> [EXERCISE REQUIREMENTS]
Output every line below exactly.

-=-=-=-=-

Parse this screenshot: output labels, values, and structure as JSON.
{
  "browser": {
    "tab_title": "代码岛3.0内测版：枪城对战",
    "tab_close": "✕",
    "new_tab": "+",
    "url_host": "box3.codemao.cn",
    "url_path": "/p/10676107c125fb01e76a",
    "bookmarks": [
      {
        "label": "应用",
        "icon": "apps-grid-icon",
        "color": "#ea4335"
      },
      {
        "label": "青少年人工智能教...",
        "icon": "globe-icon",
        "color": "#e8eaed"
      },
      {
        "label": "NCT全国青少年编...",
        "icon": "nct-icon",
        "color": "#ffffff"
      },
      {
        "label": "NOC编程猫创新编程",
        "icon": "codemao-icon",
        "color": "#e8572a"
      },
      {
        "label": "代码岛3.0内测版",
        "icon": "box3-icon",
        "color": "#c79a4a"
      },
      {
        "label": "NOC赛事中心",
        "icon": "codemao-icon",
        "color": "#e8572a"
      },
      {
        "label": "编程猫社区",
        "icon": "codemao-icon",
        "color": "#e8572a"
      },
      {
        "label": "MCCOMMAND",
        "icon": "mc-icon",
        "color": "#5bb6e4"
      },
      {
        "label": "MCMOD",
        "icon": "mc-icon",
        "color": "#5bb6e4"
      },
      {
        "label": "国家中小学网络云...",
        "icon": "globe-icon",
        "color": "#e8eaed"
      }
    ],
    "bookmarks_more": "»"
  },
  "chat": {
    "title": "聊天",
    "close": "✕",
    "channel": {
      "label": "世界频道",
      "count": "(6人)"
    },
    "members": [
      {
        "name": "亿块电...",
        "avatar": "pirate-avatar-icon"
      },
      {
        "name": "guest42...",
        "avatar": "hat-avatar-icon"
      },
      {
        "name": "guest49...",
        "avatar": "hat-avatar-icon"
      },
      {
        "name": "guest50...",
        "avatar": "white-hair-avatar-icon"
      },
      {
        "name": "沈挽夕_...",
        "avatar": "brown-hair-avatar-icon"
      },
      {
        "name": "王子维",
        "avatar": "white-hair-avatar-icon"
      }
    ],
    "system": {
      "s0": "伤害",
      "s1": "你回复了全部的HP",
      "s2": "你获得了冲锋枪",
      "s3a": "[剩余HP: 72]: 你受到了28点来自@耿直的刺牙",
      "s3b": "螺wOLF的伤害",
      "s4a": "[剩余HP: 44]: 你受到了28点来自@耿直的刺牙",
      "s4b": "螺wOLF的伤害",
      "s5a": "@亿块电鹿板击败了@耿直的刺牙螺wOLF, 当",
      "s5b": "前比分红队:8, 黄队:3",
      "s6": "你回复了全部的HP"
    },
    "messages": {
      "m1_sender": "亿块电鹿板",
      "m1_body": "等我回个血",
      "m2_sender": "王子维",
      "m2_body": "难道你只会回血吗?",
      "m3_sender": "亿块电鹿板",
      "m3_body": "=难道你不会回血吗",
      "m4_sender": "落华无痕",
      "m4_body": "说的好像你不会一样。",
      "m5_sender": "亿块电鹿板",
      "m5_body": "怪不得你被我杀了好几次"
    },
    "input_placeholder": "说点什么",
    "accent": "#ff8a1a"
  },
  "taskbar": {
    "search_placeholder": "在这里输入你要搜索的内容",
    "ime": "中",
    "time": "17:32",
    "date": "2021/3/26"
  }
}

-=-=-=-=-

> [PROBLEM SOLUTION]
Parse this screenshot: output labels, values, and structure as JSON.
{
  "browser": {
    "tab_title": "代码岛3.0内测版：枪城对战",
    "tab_close": "✕",
    "new_tab": "+",
    "url_host": "box3.codemao.cn",
    "url_path": "/p/10676107c125fb01e76a",
    "bookmarks": [
      {
        "label": "应用",
        "icon": "apps-grid-icon",
        "color": "#ea4335"
      },
      {
        "label": "青少年人工智能教...",
        "icon": "globe-icon",
        "color": "#e8eaed"
      },
      {
        "label": "NCT全国青少年编...",
        "icon": "nct-icon",
        "color": "#ffffff"
      },
      {
        "label": "NOC编程猫创新编程",
        "icon": "codemao-icon",
        "color": "#e8572a"
      },
      {
        "label": "代码岛3.0内测版",
        "icon": "box3-icon",
        "color": "#c79a4a"
      },
      {
        "label": "NOC赛事中心",
        "icon": "codemao-icon",
        "color": "#e8572a"
      },
      {
        "label": "编程猫社区",
        "icon": "codemao-icon",
        "color": "#e8572a"
      },
      {
        "label": "MCCOMMAND",
        "icon": "mc-icon",
        "color": "#5bb6e4"
      },
      {
        "label": "MCMOD",
        "icon": "mc-icon",
        "color": "#5bb6e4"
      },
      {
        "label": "国家中小学网络云...",
        "icon": "globe-icon",
        "color": "#e8eaed"
      }
    ],
    "bookmarks_more": "»"
  },
  "chat": {
    "title": "聊天",
    "close": "✕",
    "channel": {
      "label": "世界频道",
      "count": "(6人)"
    },
    "members": [
      {
        "name": "亿块电...",
        "avatar": "pirate-avatar-icon"
      },
      {
        "name": "guest42...",
        "avatar": "hat-avatar-icon"
      },
      {
        "name": "guest49...",
        "avatar": "hat-avatar-icon"
      },
      {
        "name": "guest50...",
        "avatar": "white-hair-avatar-icon"
      },
      {
        "name": "沈挽夕_...",
        "avatar": "brown-hair-avatar-icon"
      },
      {
        "name": "王子维",
        "avatar": "white-hair-avatar-icon"
      }
    ],
    "system": {
      "s0": "伤害",
      "s1": "你回复了全部的HP",
      "s2": "你获得了冲锋枪",
      "s3a": "[剩余HP: 72]: 你受到了28点来自@耿直的刺牙",
      "s3b": "螺wOLF的伤害",
      "s4a": "[剩余HP: 44]: 你受到了28点来自@耿直的刺牙",
      "s4b": "螺wOLF的伤害",
      "s5a": "@亿块电鹿板击败了@耿直的刺牙螺wOLF, 当",
      "s5b": "前比分红队:8, 黄队:3",
      "s6": "你回复了全部的HP"
    },
    "messages": {
      "m1_sender": "亿块电鹿板",
      "m1_body": "等我回个血",
      "m2_sender": "王子维",
      "m2_body": "难道你只会回血吗?",
      "m3_sender": "亿块电鹿板",
      "m3_body": "=难道你不会回血吗",
      "m4_sender": "落华无痕",
      "m4_body": "说的好像你不会一样。",
      "m5_sender": "亿块电鹿板",
      "m5_body": "怪不得你被我杀了好几次"
    },
    "input_placeholder": "说点什么",
    "accent": "#ff8a1a"
  },
  "taskbar": {
    "search_placeholder": "在这里输入你要搜索的内容",
    "ime": "中",
    "time": "17:32",
    "date": "2021/3/26"
  }
}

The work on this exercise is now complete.